A block of data:
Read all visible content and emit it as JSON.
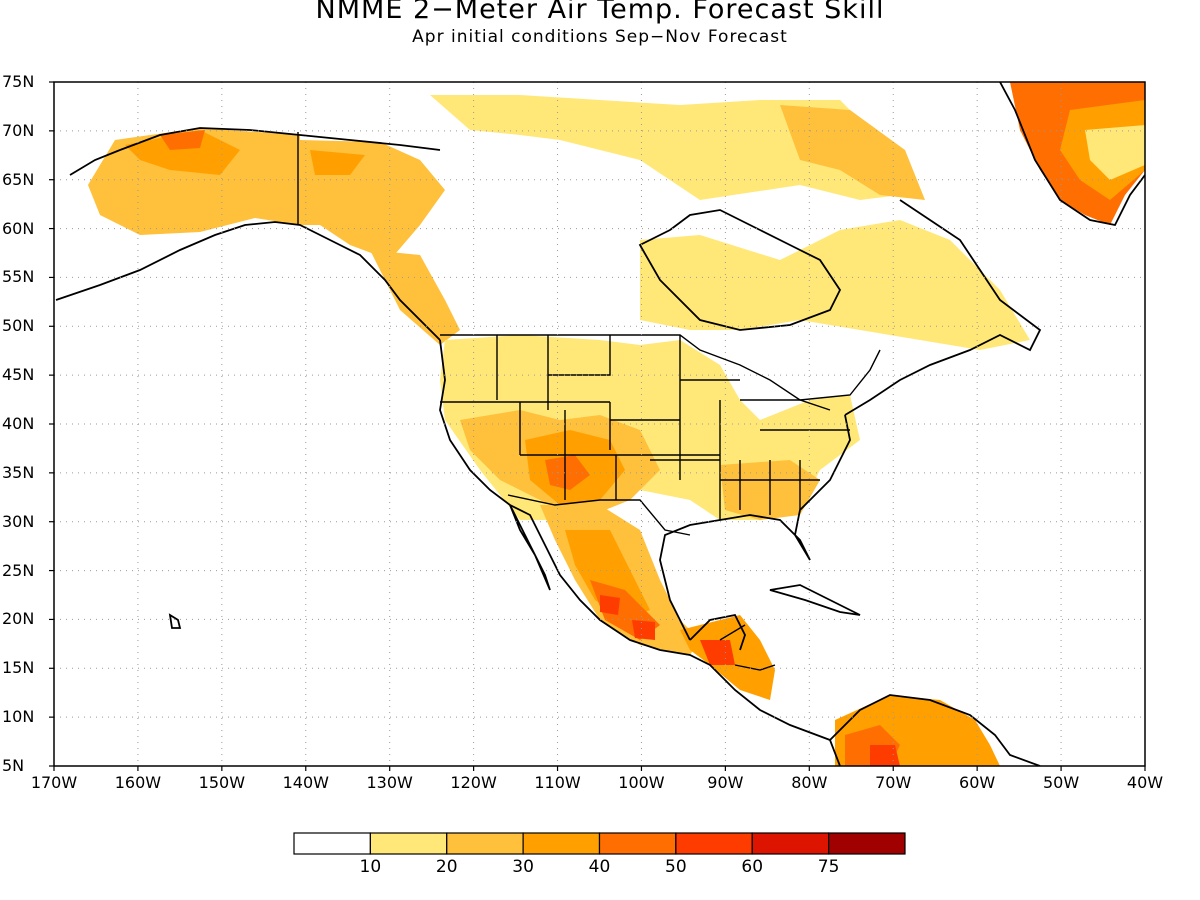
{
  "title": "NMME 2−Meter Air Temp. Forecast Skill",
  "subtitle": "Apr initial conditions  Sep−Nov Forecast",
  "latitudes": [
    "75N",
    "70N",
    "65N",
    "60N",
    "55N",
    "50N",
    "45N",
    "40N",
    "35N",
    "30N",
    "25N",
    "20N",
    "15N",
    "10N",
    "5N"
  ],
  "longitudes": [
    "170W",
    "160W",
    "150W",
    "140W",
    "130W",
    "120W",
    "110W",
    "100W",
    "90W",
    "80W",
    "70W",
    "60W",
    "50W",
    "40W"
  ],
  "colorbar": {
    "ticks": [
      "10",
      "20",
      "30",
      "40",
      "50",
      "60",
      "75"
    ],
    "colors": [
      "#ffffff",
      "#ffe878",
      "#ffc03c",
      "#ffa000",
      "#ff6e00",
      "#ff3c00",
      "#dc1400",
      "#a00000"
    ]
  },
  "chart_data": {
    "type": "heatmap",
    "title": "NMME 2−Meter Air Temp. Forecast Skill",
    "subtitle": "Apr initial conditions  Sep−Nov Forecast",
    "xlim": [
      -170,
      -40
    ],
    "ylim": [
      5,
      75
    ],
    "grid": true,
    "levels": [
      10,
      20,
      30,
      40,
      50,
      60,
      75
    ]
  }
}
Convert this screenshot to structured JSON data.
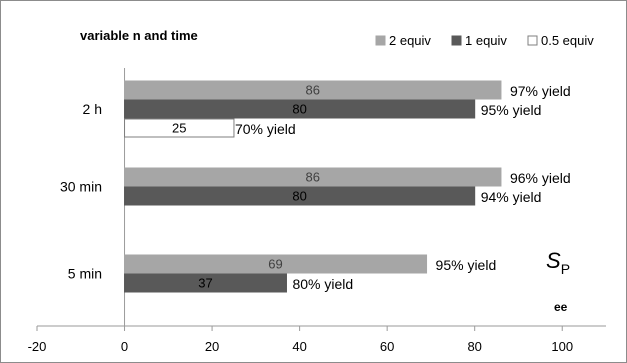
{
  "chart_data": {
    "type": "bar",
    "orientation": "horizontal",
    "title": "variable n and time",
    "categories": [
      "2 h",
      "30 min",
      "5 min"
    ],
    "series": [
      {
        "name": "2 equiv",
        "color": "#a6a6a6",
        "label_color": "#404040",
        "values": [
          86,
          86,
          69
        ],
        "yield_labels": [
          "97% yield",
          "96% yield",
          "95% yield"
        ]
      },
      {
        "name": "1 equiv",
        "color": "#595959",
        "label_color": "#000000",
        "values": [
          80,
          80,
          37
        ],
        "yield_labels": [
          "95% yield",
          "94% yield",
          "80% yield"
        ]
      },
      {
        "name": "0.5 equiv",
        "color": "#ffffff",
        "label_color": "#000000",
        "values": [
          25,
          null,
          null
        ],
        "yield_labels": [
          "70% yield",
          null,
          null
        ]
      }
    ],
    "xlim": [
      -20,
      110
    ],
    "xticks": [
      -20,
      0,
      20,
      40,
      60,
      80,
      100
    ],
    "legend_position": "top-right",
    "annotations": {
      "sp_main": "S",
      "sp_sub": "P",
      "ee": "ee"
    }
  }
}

TASK DESCRIPTION:
Locate the string "subtitle" in the listing above and copy every line where it occurs.

ANSWER TO THE EXERCISE:
  "subtitle": "Apr initial conditions  Sep−Nov Forecast",
    "subtitle": "Apr initial conditions  Sep−Nov Forecast",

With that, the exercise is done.